— start of Exercise materials —

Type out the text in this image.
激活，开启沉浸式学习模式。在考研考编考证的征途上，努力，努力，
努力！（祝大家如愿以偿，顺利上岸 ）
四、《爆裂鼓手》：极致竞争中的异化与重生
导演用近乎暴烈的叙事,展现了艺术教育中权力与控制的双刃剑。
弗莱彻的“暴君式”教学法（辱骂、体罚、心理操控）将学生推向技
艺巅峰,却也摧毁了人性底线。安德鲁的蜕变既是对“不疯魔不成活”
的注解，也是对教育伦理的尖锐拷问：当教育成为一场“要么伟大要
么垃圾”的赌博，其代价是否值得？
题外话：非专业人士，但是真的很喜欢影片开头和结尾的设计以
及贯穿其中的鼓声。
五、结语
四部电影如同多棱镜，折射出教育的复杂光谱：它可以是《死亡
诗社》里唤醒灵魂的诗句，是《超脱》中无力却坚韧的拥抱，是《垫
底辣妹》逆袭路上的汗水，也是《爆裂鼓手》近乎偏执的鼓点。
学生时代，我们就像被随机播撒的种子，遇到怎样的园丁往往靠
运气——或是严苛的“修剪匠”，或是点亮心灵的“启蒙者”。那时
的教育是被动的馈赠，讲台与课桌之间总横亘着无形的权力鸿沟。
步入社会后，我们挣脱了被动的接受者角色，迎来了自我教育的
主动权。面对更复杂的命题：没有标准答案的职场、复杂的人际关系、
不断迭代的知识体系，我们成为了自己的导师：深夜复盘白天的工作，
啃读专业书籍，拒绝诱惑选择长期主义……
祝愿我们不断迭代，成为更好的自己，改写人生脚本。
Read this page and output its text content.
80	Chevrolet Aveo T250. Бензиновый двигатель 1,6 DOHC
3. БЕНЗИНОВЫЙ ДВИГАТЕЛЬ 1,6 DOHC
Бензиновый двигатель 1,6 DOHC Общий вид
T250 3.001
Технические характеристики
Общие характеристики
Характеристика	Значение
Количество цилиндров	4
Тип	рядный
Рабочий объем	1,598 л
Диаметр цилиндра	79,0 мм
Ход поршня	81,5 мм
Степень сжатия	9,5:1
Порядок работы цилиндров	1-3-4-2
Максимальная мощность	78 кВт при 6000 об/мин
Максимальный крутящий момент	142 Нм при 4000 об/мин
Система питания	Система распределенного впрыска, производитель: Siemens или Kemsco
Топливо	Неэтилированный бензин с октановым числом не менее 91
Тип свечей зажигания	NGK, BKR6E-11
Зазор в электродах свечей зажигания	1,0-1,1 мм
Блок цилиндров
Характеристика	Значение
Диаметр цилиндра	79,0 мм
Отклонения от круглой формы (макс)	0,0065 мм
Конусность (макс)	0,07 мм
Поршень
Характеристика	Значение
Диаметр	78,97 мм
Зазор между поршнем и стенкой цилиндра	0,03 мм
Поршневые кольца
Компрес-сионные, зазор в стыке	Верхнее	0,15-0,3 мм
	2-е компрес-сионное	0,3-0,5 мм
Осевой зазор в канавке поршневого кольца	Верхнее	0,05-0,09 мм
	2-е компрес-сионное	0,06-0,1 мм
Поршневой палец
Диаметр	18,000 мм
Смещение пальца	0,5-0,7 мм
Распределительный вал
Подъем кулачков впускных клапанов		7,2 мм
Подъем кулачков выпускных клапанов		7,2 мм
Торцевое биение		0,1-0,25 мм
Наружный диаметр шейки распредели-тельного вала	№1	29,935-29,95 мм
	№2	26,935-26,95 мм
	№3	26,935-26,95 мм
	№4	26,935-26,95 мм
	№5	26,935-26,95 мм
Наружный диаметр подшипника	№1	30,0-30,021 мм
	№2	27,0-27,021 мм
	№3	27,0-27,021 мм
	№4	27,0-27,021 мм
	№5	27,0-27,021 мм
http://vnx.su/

— end of Exercise materials —

- **Task statement**: Each entry above is to be printed again exactly.

- **Output**:
Type out the text in this image.
激活，开启沉浸式学习模式。在考研考编考证的征途上，努力，努力，
努力！（祝大家如愿以偿，顺利上岸 ）
四、《爆裂鼓手》：极致竞争中的异化与重生
导演用近乎暴烈的叙事,展现了艺术教育中权力与控制的双刃剑。
弗莱彻的“暴君式”教学法（辱骂、体罚、心理操控）将学生推向技
艺巅峰,却也摧毁了人性底线。安德鲁的蜕变既是对“不疯魔不成活”
的注解，也是对教育伦理的尖锐拷问：当教育成为一场“要么伟大要
么垃圾”的赌博，其代价是否值得？
题外话：非专业人士，但是真的很喜欢影片开头和结尾的设计以
及贯穿其中的鼓声。
五、结语
四部电影如同多棱镜，折射出教育的复杂光谱：它可以是《死亡
诗社》里唤醒灵魂的诗句，是《超脱》中无力却坚韧的拥抱，是《垫
底辣妹》逆袭路上的汗水，也是《爆裂鼓手》近乎偏执的鼓点。
学生时代，我们就像被随机播撒的种子，遇到怎样的园丁往往靠
运气——或是严苛的“修剪匠”，或是点亮心灵的“启蒙者”。那时
的教育是被动的馈赠，讲台与课桌之间总横亘着无形的权力鸿沟。
步入社会后，我们挣脱了被动的接受者角色，迎来了自我教育的
主动权。面对更复杂的命题：没有标准答案的职场、复杂的人际关系、
不断迭代的知识体系，我们成为了自己的导师：深夜复盘白天的工作，
啃读专业书籍，拒绝诱惑选择长期主义……
祝愿我们不断迭代，成为更好的自己，改写人生脚本。
Read this page and output its text content.
80	Chevrolet Aveo T250. Бензиновый двигатель 1,6 DOHC
3. БЕНЗИНОВЫЙ ДВИГАТЕЛЬ 1,6 DOHC
Бензиновый двигатель 1,6 DOHC Общий вид
T250 3.001
Технические характеристики
Общие характеристики
Характеристика	Значение
Количество цилиндров	4
Тип	рядный
Рабочий объем	1,598 л
Диаметр цилиндра	79,0 мм
Ход поршня	81,5 мм
Степень сжатия	9,5:1
Порядок работы цилиндров	1-3-4-2
Максимальная мощность	78 кВт при 6000 об/мин
Максимальный крутящий момент	142 Нм при 4000 об/мин
Система питания	Система распределенного впрыска, производитель: Siemens или Kemsco
Топливо	Неэтилированный бензин с октановым числом не менее 91
Тип свечей зажигания	NGK, BKR6E-11
Зазор в электродах свечей зажигания	1,0-1,1 мм
Блок цилиндров
Характеристика	Значение
Диаметр цилиндра	79,0 мм
Отклонения от круглой формы (макс)	0,0065 мм
Конусность (макс)	0,07 мм
Поршень
Характеристика	Значение
Диаметр	78,97 мм
Зазор между поршнем и стенкой цилиндра	0,03 мм
Поршневые кольца
Компрес-сионные, зазор в стыке	Верхнее	0,15-0,3 мм
	2-е компрес-сионное	0,3-0,5 мм
Осевой зазор в канавке поршневого кольца	Верхнее	0,05-0,09 мм
	2-е компрес-сионное	0,06-0,1 мм
Поршневой палец
Диаметр	18,000 мм
Смещение пальца	0,5-0,7 мм
Распределительный вал
Подъем кулачков впускных клапанов		7,2 мм
Подъем кулачков выпускных клапанов		7,2 мм
Торцевое биение		0,1-0,25 мм
Наружный диаметр шейки распредели-тельного вала	№1	29,935-29,95 мм
	№2	26,935-26,95 мм
	№3	26,935-26,95 мм
	№4	26,935-26,95 мм
	№5	26,935-26,95 мм
Наружный диаметр подшипника	№1	30,0-30,021 мм
	№2	27,0-27,021 мм
	№3	27,0-27,021 мм
	№4	27,0-27,021 мм
	№5	27,0-27,021 мм
http://vnx.su/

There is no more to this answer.